* START LISTED ENTRIES *

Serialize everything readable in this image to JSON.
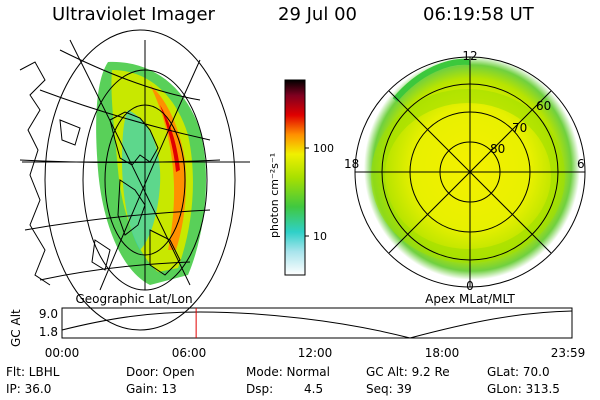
{
  "header": {
    "title": "Ultraviolet Imager",
    "date": "29 Jul 00",
    "time": "06:19:58 UT"
  },
  "colorbar": {
    "unit_label": "photon cm⁻²s⁻¹",
    "tick_labels": [
      "100",
      "10"
    ]
  },
  "geo_panel": {
    "caption": "Geographic Lat/Lon"
  },
  "polar_panel": {
    "caption": "Apex MLat/MLT",
    "mlt_labels": {
      "top": "12",
      "left": "18",
      "right": "6",
      "bottom": "0"
    },
    "lat_labels": [
      "60",
      "70",
      "80"
    ]
  },
  "altitude_track": {
    "ylabel": "GC Alt",
    "y_ticks": [
      "9.0",
      "1.8"
    ],
    "x_ticks": [
      "00:00",
      "06:00",
      "12:00",
      "18:00",
      "23:59"
    ],
    "current_time_fraction": 0.263
  },
  "info": {
    "row1": {
      "filter": "Flt: LBHL",
      "door": "Door: Open",
      "mode": "Mode: Normal",
      "gc_alt": "GC Alt: 9.2 Re",
      "glat": "GLat: 70.0"
    },
    "row2": {
      "ip": "IP: 36.0",
      "gain": "Gain: 13",
      "dsp_label": "Dsp:",
      "dsp_value": "4.5",
      "seq": "Seq: 39",
      "glon": "GLon: 313.5"
    }
  },
  "colors": {
    "track_marker": "#e00000",
    "colorscale": [
      "#ffffff",
      "#7fd8e6",
      "#2fd0c8",
      "#3cc83c",
      "#a0e000",
      "#f0f000",
      "#ff9000",
      "#e00000",
      "#800020",
      "#000000"
    ]
  }
}
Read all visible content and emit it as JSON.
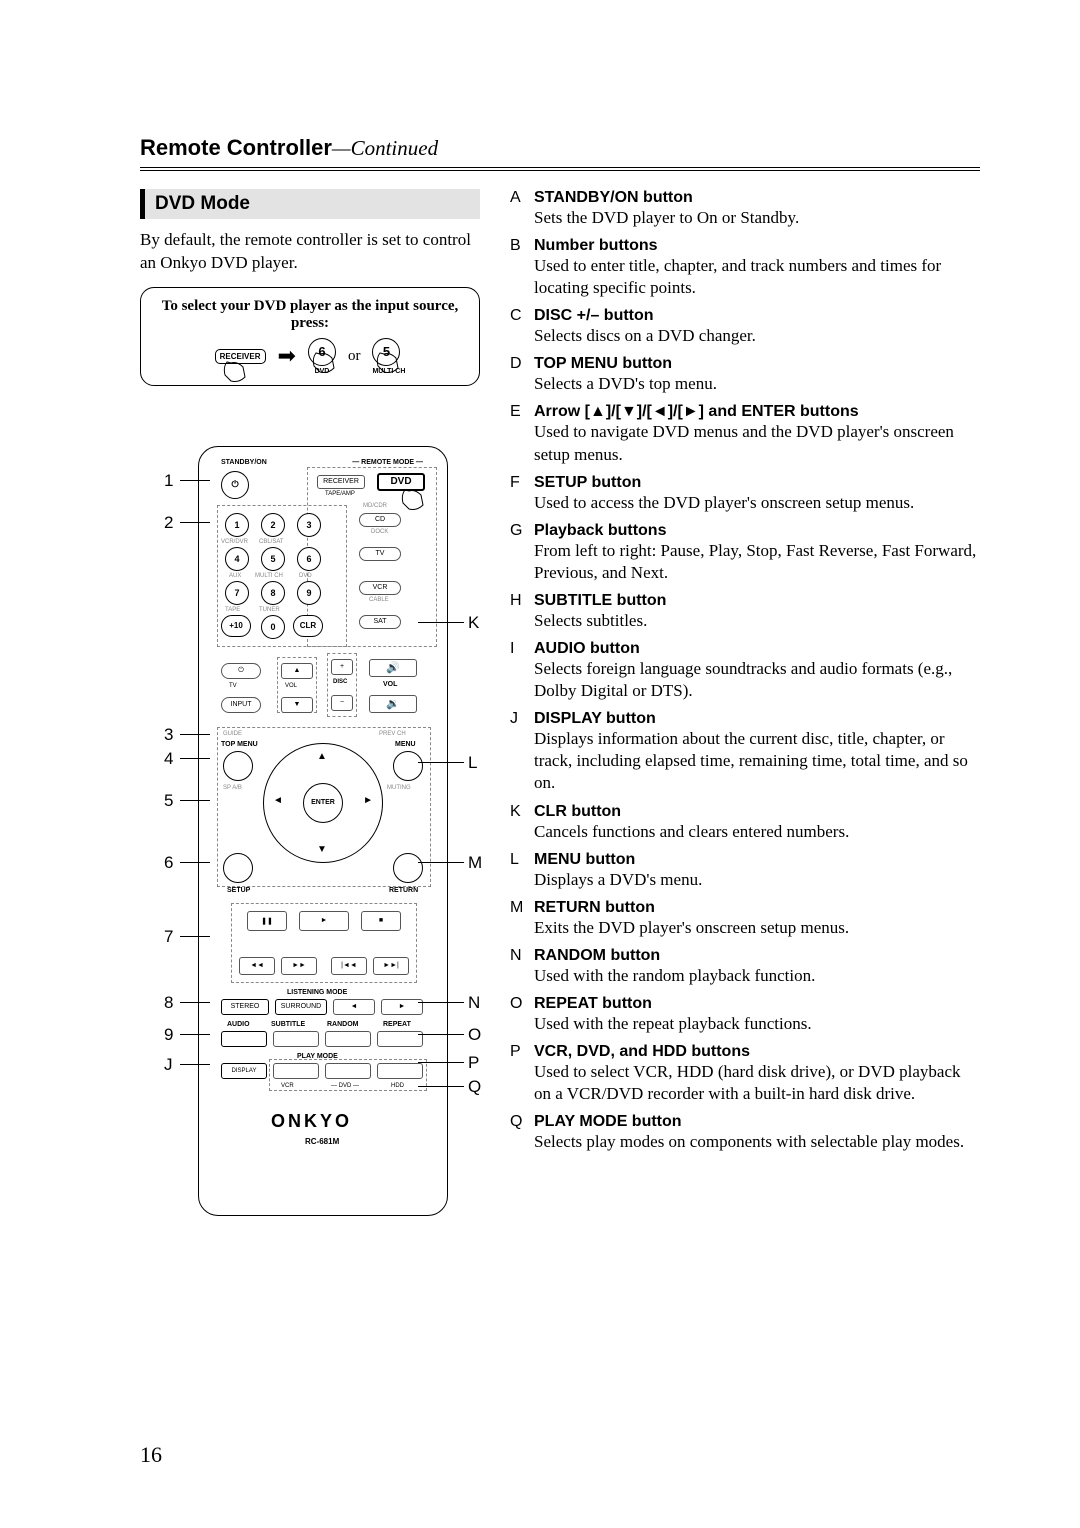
{
  "header": {
    "title": "Remote Controller",
    "continued": "—Continued"
  },
  "section": {
    "heading": "DVD Mode",
    "intro": "By default, the remote controller is set to control an Onkyo DVD player.",
    "select_caption": "To select your DVD player as the input source, press:",
    "receiver": "RECEIVER",
    "btn6": "6",
    "btn6_label": "DVD",
    "or": "or",
    "btn5": "5",
    "btn5_label": "MULTI CH"
  },
  "remote": {
    "standby_on": "STANDBY/ON",
    "remote_mode": "REMOTE MODE",
    "receiver": "RECEIVER",
    "dvd": "DVD",
    "tape_amp": "TAPE/AMP",
    "md_cdr": "MD/CDR",
    "cd": "CD",
    "dock": "DOCK",
    "tv": "TV",
    "vcr": "VCR",
    "sat": "SAT",
    "cable": "CABLE",
    "vcr_dvr": "VCR/DVR",
    "cbl_sat": "CBL/SAT",
    "aux": "AUX",
    "multich": "MULTI CH",
    "dvd2": "DVD",
    "tape": "TAPE",
    "tuner": "TUNER",
    "plus10": "+10",
    "clr": "CLR",
    "tv_s": "TV",
    "input": "INPUT",
    "vol": "VOL",
    "disc": "DISC",
    "guide": "GUIDE",
    "topmenu": "TOP MENU",
    "prevch": "PREV CH",
    "menu": "MENU",
    "spab": "SP A/B",
    "muting": "MUTING",
    "enter": "ENTER",
    "setup": "SETUP",
    "return": "RETURN",
    "listening": "LISTENING MODE",
    "stereo": "STEREO",
    "surround": "SURROUND",
    "audio": "AUDIO",
    "subtitle": "SUBTITLE",
    "random": "RANDOM",
    "repeat": "REPEAT",
    "playmode": "PLAY MODE",
    "display": "DISPLAY",
    "vcr2": "VCR",
    "dvd3": "DVD",
    "hdd": "HDD",
    "brand": "ONKYO",
    "model": "RC-681M"
  },
  "callouts": {
    "left": [
      "1",
      "2",
      "3",
      "4",
      "5",
      "6",
      "7",
      "8",
      "9",
      "J"
    ],
    "right": [
      "K",
      "L",
      "M",
      "N",
      "O",
      "P",
      "Q"
    ]
  },
  "entries": [
    {
      "l": "A",
      "t": "STANDBY/ON button",
      "d": "Sets the DVD player to On or Standby."
    },
    {
      "l": "B",
      "t": "Number buttons",
      "d": "Used to enter title, chapter, and track numbers and times for locating specific points."
    },
    {
      "l": "C",
      "t": "DISC +/– button",
      "d": "Selects discs on a DVD changer."
    },
    {
      "l": "D",
      "t": "TOP MENU button",
      "d": "Selects a DVD's top menu."
    },
    {
      "l": "E",
      "t": "Arrow [▲]/[▼]/[◄]/[►] and ENTER buttons",
      "d": "Used to navigate DVD menus and the DVD player's onscreen setup menus."
    },
    {
      "l": "F",
      "t": "SETUP button",
      "d": "Used to access the DVD player's onscreen setup menus."
    },
    {
      "l": "G",
      "t": "Playback buttons",
      "d": "From left to right: Pause, Play, Stop, Fast Reverse, Fast Forward, Previous, and Next."
    },
    {
      "l": "H",
      "t": "SUBTITLE button",
      "d": "Selects subtitles."
    },
    {
      "l": "I",
      "t": "AUDIO button",
      "d": "Selects foreign language soundtracks and audio formats (e.g., Dolby Digital or DTS)."
    },
    {
      "l": "J",
      "t": "DISPLAY button",
      "d": "Displays information about the current disc, title, chapter, or track, including elapsed time, remaining time, total time, and so on."
    },
    {
      "l": "K",
      "t": "CLR button",
      "d": "Cancels functions and clears entered numbers."
    },
    {
      "l": "L",
      "t": "MENU button",
      "d": "Displays a DVD's menu."
    },
    {
      "l": "M",
      "t": "RETURN button",
      "d": "Exits the DVD player's onscreen setup menus."
    },
    {
      "l": "N",
      "t": "RANDOM button",
      "d": "Used with the random playback function."
    },
    {
      "l": "O",
      "t": "REPEAT button",
      "d": "Used with the repeat playback functions."
    },
    {
      "l": "P",
      "t": "VCR, DVD, and HDD buttons",
      "d": "Used to select VCR, HDD (hard disk drive), or DVD playback on a VCR/DVD recorder with a built-in hard disk drive."
    },
    {
      "l": "Q",
      "t": "PLAY MODE button",
      "d": "Selects play modes on components with selectable play modes."
    }
  ],
  "page_number": "16"
}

* END LISTED ENTRIES *

WHAT IS REQUIRED:
Retype all entries exactly as they appear, dropping the images.

ANSWER:
Serialize everything readable in this image to JSON.
{
  "header": {
    "title": "Ultraviolet Imager",
    "date": "29 Jul 00",
    "time": "06:19:58 UT"
  },
  "colorbar": {
    "unit_label": "photon cm⁻²s⁻¹",
    "tick_labels": [
      "100",
      "10"
    ]
  },
  "geo_panel": {
    "caption": "Geographic Lat/Lon"
  },
  "polar_panel": {
    "caption": "Apex MLat/MLT",
    "mlt_labels": {
      "top": "12",
      "left": "18",
      "right": "6",
      "bottom": "0"
    },
    "lat_labels": [
      "60",
      "70",
      "80"
    ]
  },
  "altitude_track": {
    "ylabel": "GC Alt",
    "y_ticks": [
      "9.0",
      "1.8"
    ],
    "x_ticks": [
      "00:00",
      "06:00",
      "12:00",
      "18:00",
      "23:59"
    ],
    "current_time_fraction": 0.263
  },
  "info": {
    "row1": {
      "filter": "Flt: LBHL",
      "door": "Door: Open",
      "mode": "Mode: Normal",
      "gc_alt": "GC Alt: 9.2 Re",
      "glat": "GLat: 70.0"
    },
    "row2": {
      "ip": "IP: 36.0",
      "gain": "Gain: 13",
      "dsp_label": "Dsp:",
      "dsp_value": "4.5",
      "seq": "Seq: 39",
      "glon": "GLon: 313.5"
    }
  },
  "colors": {
    "track_marker": "#e00000",
    "colorscale": [
      "#ffffff",
      "#7fd8e6",
      "#2fd0c8",
      "#3cc83c",
      "#a0e000",
      "#f0f000",
      "#ff9000",
      "#e00000",
      "#800020",
      "#000000"
    ]
  }
}
Read all visible content and emit it as JSON.
{
  "header": {
    "title": "Remote Controller",
    "continued": "—Continued"
  },
  "section": {
    "heading": "DVD Mode",
    "intro": "By default, the remote controller is set to control an Onkyo DVD player.",
    "select_caption": "To select your DVD player as the input source, press:",
    "receiver": "RECEIVER",
    "btn6": "6",
    "btn6_label": "DVD",
    "or": "or",
    "btn5": "5",
    "btn5_label": "MULTI CH"
  },
  "remote": {
    "standby_on": "STANDBY/ON",
    "remote_mode": "REMOTE MODE",
    "receiver": "RECEIVER",
    "dvd": "DVD",
    "tape_amp": "TAPE/AMP",
    "md_cdr": "MD/CDR",
    "cd": "CD",
    "dock": "DOCK",
    "tv": "TV",
    "vcr": "VCR",
    "sat": "SAT",
    "cable": "CABLE",
    "vcr_dvr": "VCR/DVR",
    "cbl_sat": "CBL/SAT",
    "aux": "AUX",
    "multich": "MULTI CH",
    "dvd2": "DVD",
    "tape": "TAPE",
    "tuner": "TUNER",
    "plus10": "+10",
    "clr": "CLR",
    "tv_s": "TV",
    "input": "INPUT",
    "vol": "VOL",
    "disc": "DISC",
    "guide": "GUIDE",
    "topmenu": "TOP MENU",
    "prevch": "PREV CH",
    "menu": "MENU",
    "spab": "SP A/B",
    "muting": "MUTING",
    "enter": "ENTER",
    "setup": "SETUP",
    "return": "RETURN",
    "listening": "LISTENING MODE",
    "stereo": "STEREO",
    "surround": "SURROUND",
    "audio": "AUDIO",
    "subtitle": "SUBTITLE",
    "random": "RANDOM",
    "repeat": "REPEAT",
    "playmode": "PLAY MODE",
    "display": "DISPLAY",
    "vcr2": "VCR",
    "dvd3": "DVD",
    "hdd": "HDD",
    "brand": "ONKYO",
    "model": "RC-681M"
  },
  "callouts": {
    "left": [
      "1",
      "2",
      "3",
      "4",
      "5",
      "6",
      "7",
      "8",
      "9",
      "J"
    ],
    "right": [
      "K",
      "L",
      "M",
      "N",
      "O",
      "P",
      "Q"
    ]
  },
  "entries": [
    {
      "l": "A",
      "t": "STANDBY/ON button",
      "d": "Sets the DVD player to On or Standby."
    },
    {
      "l": "B",
      "t": "Number buttons",
      "d": "Used to enter title, chapter, and track numbers and times for locating specific points."
    },
    {
      "l": "C",
      "t": "DISC +/– button",
      "d": "Selects discs on a DVD changer."
    },
    {
      "l": "D",
      "t": "TOP MENU button",
      "d": "Selects a DVD's top menu."
    },
    {
      "l": "E",
      "t": "Arrow [▲]/[▼]/[◄]/[►] and ENTER buttons",
      "d": "Used to navigate DVD menus and the DVD player's onscreen setup menus."
    },
    {
      "l": "F",
      "t": "SETUP button",
      "d": "Used to access the DVD player's onscreen setup menus."
    },
    {
      "l": "G",
      "t": "Playback buttons",
      "d": "From left to right: Pause, Play, Stop, Fast Reverse, Fast Forward, Previous, and Next."
    },
    {
      "l": "H",
      "t": "SUBTITLE button",
      "d": "Selects subtitles."
    },
    {
      "l": "I",
      "t": "AUDIO button",
      "d": "Selects foreign language soundtracks and audio formats (e.g., Dolby Digital or DTS)."
    },
    {
      "l": "J",
      "t": "DISPLAY button",
      "d": "Displays information about the current disc, title, chapter, or track, including elapsed time, remaining time, total time, and so on."
    },
    {
      "l": "K",
      "t": "CLR button",
      "d": "Cancels functions and clears entered numbers."
    },
    {
      "l": "L",
      "t": "MENU button",
      "d": "Displays a DVD's menu."
    },
    {
      "l": "M",
      "t": "RETURN button",
      "d": "Exits the DVD player's onscreen setup menus."
    },
    {
      "l": "N",
      "t": "RANDOM button",
      "d": "Used with the random playback function."
    },
    {
      "l": "O",
      "t": "REPEAT button",
      "d": "Used with the repeat playback functions."
    },
    {
      "l": "P",
      "t": "VCR, DVD, and HDD buttons",
      "d": "Used to select VCR, HDD (hard disk drive), or DVD playback on a VCR/DVD recorder with a built-in hard disk drive."
    },
    {
      "l": "Q",
      "t": "PLAY MODE button",
      "d": "Selects play modes on components with selectable play modes."
    }
  ],
  "page_number": "16"
}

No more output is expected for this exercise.